- WHAT IS ASKED
Your task is to locate every line holding the string "IPsyic" and to copy each of them.

>> start

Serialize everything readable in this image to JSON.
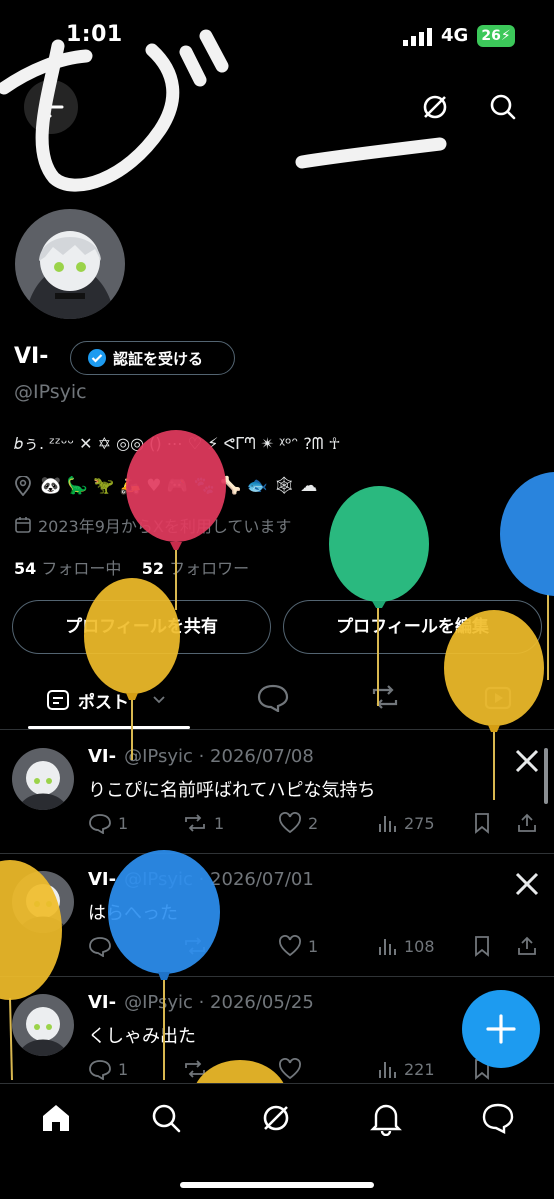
{
  "status_bar": {
    "time": "1:01",
    "network": "4G",
    "battery": "26"
  },
  "profile": {
    "display_name": "VI-",
    "verify_label": "認証を受ける",
    "handle": "@IPsyic",
    "bio": "𝑏ぅ. ᶻᶻᵕᵕ ✕ ✡ ◎◎ () ⋯ ♡ ⚡ ᕙᒥᘉ ✴ ᵡᵒᵔ ?ᗰ ☥",
    "location_emojis": "🐼 🦕 🦖 🛵 ♥ 🎮 🐾 🦴 🐟 🕸 ☁",
    "joined": "2023年9月からXを利用しています",
    "following_count": "54",
    "following_label": "フォロー中",
    "followers_count": "52",
    "followers_label": "フォロワー",
    "share_label": "プロフィールを共有",
    "edit_label": "プロフィールを編集"
  },
  "tabs": {
    "posts_label": "ポスト"
  },
  "posts": [
    {
      "name": "VI-",
      "handle_date": "@IPsyic · 2026/07/08",
      "text": "りこぴに名前呼ばれてハピな気持ち",
      "replies": "1",
      "reposts": "1",
      "likes": "2",
      "views": "275"
    },
    {
      "name": "VI-",
      "handle_date": "@IPsyic · 2026/07/01",
      "text": "はらへった",
      "replies": "",
      "reposts": "",
      "likes": "1",
      "views": "108"
    },
    {
      "name": "VI-",
      "handle_date": "@IPsyic · 2026/05/25",
      "text": "くしゃみ出た",
      "replies": "1",
      "reposts": "",
      "likes": "",
      "views": "221"
    }
  ],
  "overlay": {
    "handwriting": "びー"
  },
  "colors": {
    "accent": "#1d9bf0",
    "muted": "#71767b",
    "balloon_red": "#e33b5e",
    "balloon_green": "#2ec98a",
    "balloon_yellow": "#f0bd2a",
    "balloon_blue": "#2c8ff0"
  }
}
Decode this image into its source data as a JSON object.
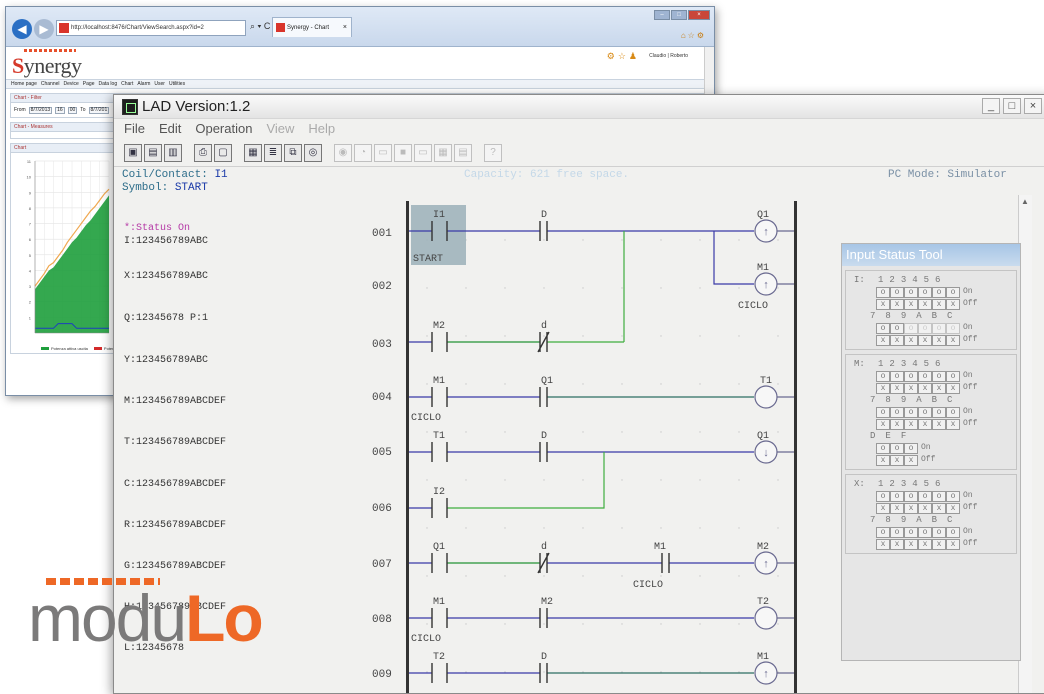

>> end

- EXERCISE ANSWER
    "handle": "@IPsyic",
      "handle_date": "@IPsyic · 2026/07/08",
      "handle_date": "@IPsyic · 2026/07/01",
      "handle_date": "@IPsyic · 2026/05/25",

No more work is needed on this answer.